____ Data for this task
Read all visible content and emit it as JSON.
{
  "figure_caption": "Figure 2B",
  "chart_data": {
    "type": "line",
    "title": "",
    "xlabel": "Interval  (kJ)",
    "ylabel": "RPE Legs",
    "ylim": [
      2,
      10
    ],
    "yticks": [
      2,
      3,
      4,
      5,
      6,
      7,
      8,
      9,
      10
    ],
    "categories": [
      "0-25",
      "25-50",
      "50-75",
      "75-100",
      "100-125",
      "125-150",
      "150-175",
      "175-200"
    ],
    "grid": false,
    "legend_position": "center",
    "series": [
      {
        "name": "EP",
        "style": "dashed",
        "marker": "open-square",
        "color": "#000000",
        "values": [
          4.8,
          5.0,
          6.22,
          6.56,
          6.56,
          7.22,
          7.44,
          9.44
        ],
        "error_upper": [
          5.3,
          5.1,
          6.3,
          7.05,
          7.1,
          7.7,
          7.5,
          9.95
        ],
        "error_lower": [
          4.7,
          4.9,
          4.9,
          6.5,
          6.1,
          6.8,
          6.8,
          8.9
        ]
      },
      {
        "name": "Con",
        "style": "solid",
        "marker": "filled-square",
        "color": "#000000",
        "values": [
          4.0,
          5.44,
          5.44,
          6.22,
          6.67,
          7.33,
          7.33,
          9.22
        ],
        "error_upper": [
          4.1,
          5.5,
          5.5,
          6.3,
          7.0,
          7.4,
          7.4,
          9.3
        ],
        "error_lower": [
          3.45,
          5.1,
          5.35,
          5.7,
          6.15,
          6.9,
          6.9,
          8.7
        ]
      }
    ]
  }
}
________
____ Data for this task
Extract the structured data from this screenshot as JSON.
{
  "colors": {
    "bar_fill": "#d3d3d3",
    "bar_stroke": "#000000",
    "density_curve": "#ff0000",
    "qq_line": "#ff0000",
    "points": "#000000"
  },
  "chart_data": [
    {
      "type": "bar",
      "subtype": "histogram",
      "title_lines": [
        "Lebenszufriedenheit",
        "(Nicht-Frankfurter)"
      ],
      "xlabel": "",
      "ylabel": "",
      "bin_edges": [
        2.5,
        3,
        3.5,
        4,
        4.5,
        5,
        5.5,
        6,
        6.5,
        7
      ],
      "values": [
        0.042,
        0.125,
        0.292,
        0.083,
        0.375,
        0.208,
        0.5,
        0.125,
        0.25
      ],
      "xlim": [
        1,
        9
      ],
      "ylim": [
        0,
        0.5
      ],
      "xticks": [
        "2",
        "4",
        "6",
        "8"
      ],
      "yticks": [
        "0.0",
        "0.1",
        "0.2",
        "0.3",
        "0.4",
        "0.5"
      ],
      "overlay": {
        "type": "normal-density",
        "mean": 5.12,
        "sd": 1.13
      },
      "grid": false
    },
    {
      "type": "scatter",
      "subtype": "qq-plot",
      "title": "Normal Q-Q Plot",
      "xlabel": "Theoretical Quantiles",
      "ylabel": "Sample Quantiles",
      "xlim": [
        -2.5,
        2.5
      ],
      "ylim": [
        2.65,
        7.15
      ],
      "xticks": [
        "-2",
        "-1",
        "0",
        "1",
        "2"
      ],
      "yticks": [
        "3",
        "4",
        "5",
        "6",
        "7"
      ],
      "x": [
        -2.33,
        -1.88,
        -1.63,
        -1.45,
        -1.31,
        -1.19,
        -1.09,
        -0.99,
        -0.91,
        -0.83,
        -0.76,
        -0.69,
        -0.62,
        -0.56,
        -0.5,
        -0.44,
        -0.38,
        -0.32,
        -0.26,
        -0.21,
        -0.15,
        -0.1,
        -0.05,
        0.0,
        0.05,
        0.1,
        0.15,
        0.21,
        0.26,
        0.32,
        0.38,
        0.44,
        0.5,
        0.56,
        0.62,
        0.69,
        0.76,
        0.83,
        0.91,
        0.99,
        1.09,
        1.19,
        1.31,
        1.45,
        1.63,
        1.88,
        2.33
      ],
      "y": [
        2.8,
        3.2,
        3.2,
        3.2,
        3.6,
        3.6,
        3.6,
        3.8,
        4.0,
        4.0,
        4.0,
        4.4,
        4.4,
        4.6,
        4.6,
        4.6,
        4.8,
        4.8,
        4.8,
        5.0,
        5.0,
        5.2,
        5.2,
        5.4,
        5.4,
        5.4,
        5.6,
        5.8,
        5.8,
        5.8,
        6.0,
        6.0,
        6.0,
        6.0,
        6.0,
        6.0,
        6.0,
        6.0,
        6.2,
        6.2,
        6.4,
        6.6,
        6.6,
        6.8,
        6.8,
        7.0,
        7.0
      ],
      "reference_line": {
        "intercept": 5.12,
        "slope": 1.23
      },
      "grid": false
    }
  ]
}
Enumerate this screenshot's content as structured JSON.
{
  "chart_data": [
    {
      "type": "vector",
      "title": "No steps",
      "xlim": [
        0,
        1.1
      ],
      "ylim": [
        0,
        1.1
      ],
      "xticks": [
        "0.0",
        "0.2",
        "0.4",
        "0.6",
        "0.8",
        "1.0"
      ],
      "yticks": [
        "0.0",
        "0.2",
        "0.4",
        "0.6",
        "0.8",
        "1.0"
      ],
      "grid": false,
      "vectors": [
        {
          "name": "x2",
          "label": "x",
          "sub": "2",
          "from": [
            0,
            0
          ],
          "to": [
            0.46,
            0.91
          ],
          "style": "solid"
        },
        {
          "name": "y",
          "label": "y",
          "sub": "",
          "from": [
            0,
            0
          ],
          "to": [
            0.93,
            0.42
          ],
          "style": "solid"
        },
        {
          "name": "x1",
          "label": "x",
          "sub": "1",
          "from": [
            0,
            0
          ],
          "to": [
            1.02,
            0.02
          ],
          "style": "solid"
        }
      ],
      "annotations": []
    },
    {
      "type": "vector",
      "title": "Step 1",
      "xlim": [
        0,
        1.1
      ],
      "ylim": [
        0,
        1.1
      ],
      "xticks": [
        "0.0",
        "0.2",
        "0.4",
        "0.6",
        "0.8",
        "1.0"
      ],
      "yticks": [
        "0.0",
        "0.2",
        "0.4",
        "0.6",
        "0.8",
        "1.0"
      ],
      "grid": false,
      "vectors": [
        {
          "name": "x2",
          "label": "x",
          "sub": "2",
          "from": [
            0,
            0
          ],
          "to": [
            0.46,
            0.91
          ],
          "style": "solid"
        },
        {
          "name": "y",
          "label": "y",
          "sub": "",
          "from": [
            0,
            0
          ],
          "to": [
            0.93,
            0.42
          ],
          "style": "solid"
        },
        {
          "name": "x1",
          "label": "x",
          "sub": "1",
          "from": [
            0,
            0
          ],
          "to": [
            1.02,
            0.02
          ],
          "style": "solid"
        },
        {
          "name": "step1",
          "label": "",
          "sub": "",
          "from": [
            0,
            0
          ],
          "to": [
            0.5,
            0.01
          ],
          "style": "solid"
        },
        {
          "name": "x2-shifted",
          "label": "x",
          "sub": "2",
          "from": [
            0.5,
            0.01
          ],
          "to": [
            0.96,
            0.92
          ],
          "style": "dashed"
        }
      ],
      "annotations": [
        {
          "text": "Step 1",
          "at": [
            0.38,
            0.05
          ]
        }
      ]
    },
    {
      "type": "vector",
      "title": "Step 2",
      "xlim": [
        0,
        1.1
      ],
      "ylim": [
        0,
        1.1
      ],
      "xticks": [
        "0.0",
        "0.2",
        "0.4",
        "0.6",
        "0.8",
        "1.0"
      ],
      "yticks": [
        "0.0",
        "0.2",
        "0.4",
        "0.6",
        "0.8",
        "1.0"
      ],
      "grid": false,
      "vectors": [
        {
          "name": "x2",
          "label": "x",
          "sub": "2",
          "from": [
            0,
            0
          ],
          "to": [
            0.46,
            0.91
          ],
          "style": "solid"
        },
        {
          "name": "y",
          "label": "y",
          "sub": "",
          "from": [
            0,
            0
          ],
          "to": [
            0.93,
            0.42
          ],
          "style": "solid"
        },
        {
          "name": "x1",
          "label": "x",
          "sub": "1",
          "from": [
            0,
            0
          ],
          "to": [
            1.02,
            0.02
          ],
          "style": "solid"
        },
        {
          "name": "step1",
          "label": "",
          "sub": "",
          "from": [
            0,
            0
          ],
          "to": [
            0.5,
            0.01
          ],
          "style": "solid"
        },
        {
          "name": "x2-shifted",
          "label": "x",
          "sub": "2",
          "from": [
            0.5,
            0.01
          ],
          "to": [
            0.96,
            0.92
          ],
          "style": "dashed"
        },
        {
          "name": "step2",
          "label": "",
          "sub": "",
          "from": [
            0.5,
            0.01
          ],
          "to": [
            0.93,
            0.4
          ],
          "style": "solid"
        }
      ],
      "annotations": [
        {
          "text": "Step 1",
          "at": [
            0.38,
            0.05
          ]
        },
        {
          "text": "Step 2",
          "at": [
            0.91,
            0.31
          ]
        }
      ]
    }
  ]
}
________
____ Data for this task
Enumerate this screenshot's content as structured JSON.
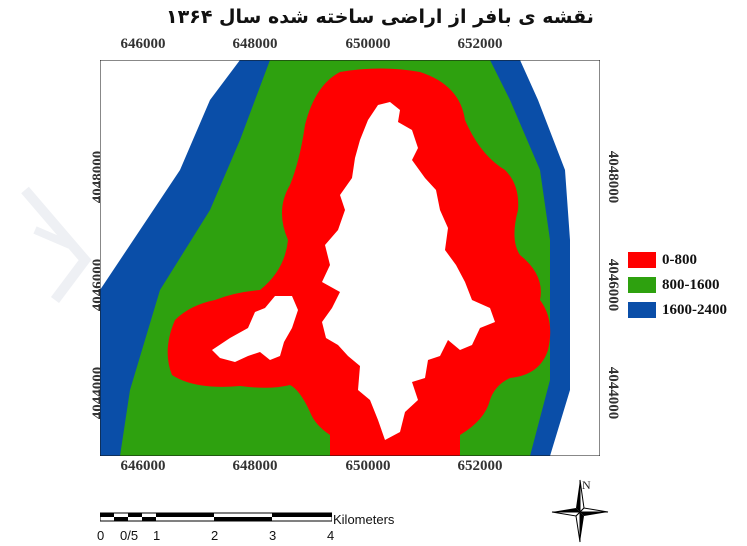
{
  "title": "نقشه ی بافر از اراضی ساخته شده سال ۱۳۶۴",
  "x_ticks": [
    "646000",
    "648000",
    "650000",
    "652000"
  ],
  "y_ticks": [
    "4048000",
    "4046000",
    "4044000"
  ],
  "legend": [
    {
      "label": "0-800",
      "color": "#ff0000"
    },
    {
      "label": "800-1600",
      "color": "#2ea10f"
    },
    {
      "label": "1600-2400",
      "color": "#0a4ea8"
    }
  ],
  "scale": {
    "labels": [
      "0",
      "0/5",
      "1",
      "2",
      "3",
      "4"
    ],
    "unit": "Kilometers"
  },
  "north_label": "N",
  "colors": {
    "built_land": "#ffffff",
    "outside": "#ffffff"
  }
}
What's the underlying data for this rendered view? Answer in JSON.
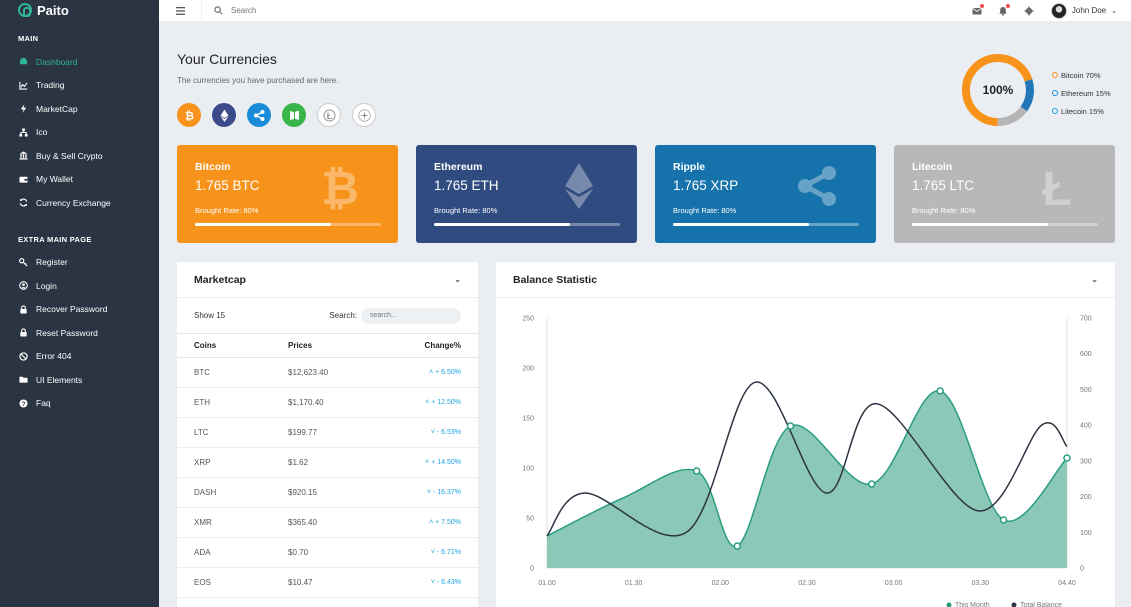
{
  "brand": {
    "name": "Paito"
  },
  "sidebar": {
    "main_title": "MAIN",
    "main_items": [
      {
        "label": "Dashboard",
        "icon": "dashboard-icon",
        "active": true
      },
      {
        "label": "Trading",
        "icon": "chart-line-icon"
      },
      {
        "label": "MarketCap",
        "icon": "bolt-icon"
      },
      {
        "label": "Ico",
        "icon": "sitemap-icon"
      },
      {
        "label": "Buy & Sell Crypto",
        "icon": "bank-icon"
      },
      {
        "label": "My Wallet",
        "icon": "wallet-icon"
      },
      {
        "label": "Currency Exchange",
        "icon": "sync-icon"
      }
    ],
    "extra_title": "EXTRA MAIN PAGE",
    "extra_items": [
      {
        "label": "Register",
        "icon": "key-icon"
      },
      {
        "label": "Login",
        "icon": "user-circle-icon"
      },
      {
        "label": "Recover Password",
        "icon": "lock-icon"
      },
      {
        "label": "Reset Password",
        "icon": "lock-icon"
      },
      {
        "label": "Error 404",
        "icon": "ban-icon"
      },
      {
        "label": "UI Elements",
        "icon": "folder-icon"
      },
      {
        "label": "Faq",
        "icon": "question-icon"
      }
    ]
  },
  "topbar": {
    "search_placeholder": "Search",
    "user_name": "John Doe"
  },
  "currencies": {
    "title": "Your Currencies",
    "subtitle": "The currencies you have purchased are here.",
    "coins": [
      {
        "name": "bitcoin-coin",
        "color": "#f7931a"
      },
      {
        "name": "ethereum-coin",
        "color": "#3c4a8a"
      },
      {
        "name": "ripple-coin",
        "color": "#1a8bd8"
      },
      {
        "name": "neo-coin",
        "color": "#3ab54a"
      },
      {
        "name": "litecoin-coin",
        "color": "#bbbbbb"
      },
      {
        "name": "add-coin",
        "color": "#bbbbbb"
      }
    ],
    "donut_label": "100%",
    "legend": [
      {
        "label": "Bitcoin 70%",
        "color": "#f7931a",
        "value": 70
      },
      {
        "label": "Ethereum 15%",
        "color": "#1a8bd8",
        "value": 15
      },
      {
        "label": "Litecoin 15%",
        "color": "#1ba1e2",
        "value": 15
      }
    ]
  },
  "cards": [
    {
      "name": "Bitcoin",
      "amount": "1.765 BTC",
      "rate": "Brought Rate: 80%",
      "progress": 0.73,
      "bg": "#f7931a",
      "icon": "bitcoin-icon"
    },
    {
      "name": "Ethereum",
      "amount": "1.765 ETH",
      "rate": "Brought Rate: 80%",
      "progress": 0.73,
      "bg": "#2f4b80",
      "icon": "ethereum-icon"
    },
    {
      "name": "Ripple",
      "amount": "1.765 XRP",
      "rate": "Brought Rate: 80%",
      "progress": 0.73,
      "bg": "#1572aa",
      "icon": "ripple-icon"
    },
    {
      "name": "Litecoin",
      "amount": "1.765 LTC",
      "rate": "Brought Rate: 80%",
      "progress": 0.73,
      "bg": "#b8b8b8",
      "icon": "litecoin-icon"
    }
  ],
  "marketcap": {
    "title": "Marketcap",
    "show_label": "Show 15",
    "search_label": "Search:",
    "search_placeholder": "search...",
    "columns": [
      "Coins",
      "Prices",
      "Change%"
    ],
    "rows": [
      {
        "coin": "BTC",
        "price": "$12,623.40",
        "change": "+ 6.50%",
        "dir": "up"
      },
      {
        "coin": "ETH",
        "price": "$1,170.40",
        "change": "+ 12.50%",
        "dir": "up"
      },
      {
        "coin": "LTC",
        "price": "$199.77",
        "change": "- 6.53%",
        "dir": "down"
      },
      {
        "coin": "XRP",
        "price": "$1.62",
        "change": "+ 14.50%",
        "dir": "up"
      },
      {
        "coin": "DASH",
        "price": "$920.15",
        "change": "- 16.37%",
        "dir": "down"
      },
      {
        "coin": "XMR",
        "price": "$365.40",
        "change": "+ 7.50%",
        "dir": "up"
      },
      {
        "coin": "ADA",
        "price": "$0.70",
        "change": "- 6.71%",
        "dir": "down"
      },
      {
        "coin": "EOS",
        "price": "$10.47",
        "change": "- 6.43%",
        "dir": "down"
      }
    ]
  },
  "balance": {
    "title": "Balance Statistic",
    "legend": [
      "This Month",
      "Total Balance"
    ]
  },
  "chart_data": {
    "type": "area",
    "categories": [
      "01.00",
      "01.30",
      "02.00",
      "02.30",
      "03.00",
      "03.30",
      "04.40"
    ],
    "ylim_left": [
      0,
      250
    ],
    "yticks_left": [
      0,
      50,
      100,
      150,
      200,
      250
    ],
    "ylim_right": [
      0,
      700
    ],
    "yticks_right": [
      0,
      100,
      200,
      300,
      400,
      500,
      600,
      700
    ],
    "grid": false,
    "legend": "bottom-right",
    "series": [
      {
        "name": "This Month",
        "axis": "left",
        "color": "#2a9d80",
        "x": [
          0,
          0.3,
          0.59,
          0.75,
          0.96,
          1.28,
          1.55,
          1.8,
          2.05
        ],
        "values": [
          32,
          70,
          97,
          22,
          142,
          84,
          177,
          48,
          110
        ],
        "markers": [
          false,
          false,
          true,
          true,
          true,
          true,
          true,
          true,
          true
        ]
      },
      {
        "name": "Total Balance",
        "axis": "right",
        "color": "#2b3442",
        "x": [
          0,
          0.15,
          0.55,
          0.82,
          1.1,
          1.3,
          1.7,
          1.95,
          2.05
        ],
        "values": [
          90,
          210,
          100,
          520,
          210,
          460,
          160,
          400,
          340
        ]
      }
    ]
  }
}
________
Job. Track down all lines above with the string "square" and copy them.

Reply to the exercise.
        "marker": "open-square",
        "marker": "filled-square",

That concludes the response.